(Data entries)

[Start]

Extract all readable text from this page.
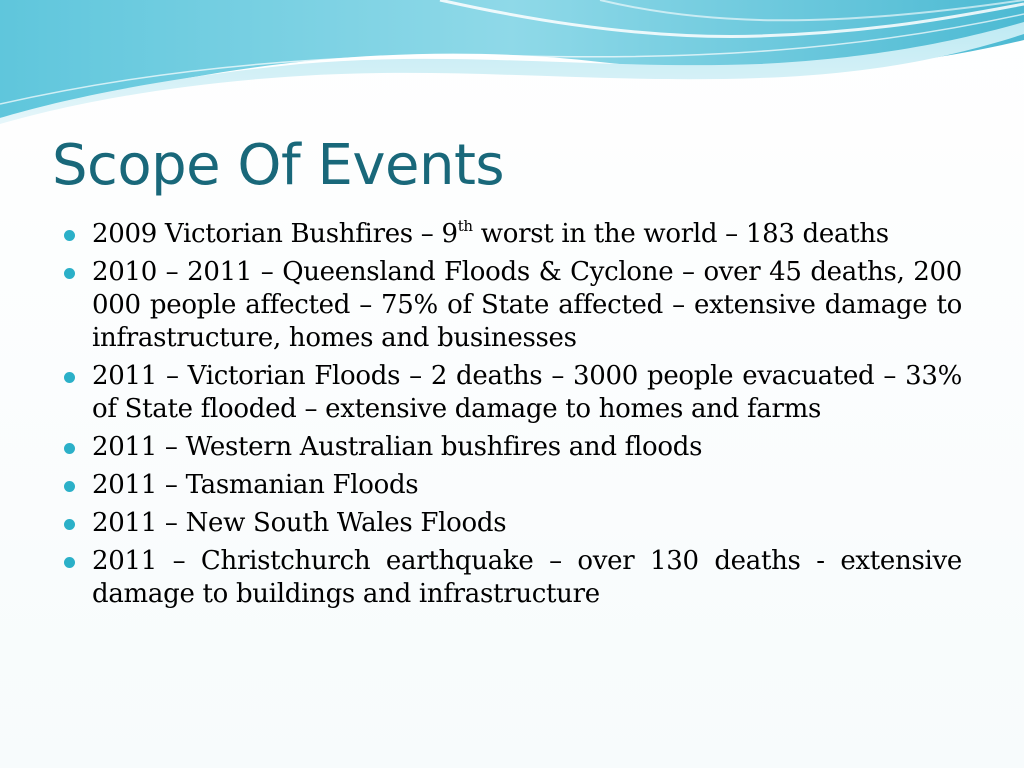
Scope Of Events
2009 Victorian Bushfires – 9th worst in the world – 183 deaths
2010 – 2011 – Queensland Floods & Cyclone – over 45 deaths, 200 000 people affected – 75% of State affected – extensive damage to infrastructure, homes and businesses
2011 – Victorian Floods – 2 deaths – 3000 people evacuated – 33% of State flooded – extensive damage to homes and farms
2011 – Western Australian bushfires and floods
2011 – Tasmanian Floods
2011 – New South Wales Floods
2011 – Christchurch earthquake – over 130 deaths - extensive damage to buildings and infrastructure
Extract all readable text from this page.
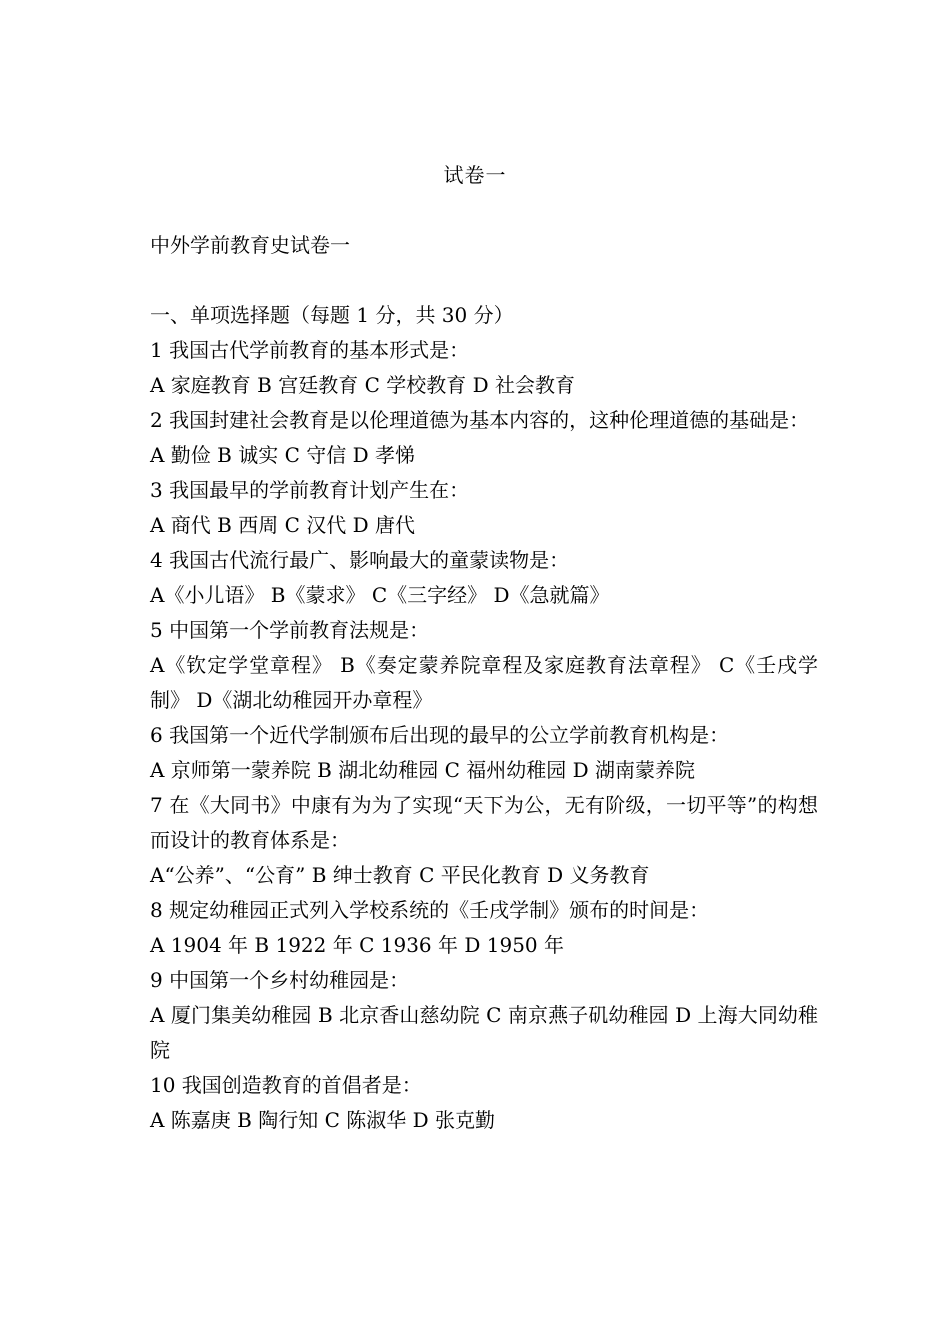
试卷一
中外学前教育史试卷一

一、单项选择题（每题 1 分，共 30 分）

1 我国古代学前教育的基本形式是：

A 家庭教育 B 宫廷教育 C 学校教育 D 社会教育

2 我国封建社会教育是以伦理道德为基本内容的，这种伦理道德的基础是：

A 勤俭 B 诚实 C 守信 D 孝悌

3 我国最早的学前教育计划产生在：

A 商代 B 西周 C 汉代 D 唐代

4 我国古代流行最广、影响最大的童蒙读物是：

A《小儿语》 B《蒙求》 C《三字经》 D《急就篇》

5 中国第一个学前教育法规是：

A《钦定学堂章程》 B《奏定蒙养院章程及家庭教育法章程》 C《壬戌学制》 D《湖北幼稚园开办章程》

6 我国第一个近代学制颁布后出现的最早的公立学前教育机构是：

A 京师第一蒙养院 B 湖北幼稚园 C 福州幼稚园 D 湖南蒙养院

7 在《大同书》中康有为为了实现“天下为公，无有阶级，一切平等”的构想而设计的教育体系是：

A“公养”、“公育” B 绅士教育 C 平民化教育 D 义务教育

8 规定幼稚园正式列入学校系统的《壬戌学制》颁布的时间是：

A 1904 年 B 1922 年 C 1936 年 D 1950 年

9 中国第一个乡村幼稚园是：

A 厦门集美幼稚园 B 北京香山慈幼院 C 南京燕子矶幼稚园 D 上海大同幼稚院

10 我国创造教育的首倡者是：

A 陈嘉庚 B 陶行知 C 陈淑华 D 张克勤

[End]

Copy each line above where the string "deaths" occurs.

2009 Victorian Bushfires – 9th worst in the world – 183 deaths
2010 – 2011 – Queensland Floods & Cyclone – over 45 deaths, 200 000 people affected – 75% of State affected – extensive damage to infrastructure, homes and businesses
2011 – Victorian Floods – 2 deaths – 3000 people evacuated – 33% of State flooded – extensive damage to homes and farms
2011 – Christchurch earthquake – over 130 deaths - extensive damage to buildings and infrastructure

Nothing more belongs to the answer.